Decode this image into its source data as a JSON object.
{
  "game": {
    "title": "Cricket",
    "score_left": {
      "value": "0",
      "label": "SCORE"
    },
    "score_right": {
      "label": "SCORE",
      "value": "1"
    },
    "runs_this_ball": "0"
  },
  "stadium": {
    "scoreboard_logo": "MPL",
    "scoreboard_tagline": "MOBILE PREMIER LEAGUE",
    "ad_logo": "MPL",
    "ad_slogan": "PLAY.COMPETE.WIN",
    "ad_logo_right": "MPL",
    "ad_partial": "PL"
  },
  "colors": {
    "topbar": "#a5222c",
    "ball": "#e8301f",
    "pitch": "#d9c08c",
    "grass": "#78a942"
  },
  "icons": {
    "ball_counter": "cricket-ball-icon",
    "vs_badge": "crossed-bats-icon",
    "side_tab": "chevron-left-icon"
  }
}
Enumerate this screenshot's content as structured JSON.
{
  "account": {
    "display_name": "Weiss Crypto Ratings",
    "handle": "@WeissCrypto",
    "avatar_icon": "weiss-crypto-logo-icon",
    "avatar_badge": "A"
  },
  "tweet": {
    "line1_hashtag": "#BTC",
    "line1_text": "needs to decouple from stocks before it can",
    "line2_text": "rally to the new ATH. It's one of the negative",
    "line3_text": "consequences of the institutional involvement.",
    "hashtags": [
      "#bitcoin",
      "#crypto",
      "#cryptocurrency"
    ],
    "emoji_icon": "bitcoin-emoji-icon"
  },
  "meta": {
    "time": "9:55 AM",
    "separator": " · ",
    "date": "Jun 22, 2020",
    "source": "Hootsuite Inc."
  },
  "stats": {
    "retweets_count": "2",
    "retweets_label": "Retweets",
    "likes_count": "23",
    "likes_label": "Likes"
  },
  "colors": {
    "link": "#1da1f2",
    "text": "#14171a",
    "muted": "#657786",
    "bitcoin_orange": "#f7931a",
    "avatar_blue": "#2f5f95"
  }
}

________

Show every line from the entries above in which "source" appears.

> _Exercise answer_
Decode this image into its source data as a JSON object.
    "source": "Hootsuite Inc."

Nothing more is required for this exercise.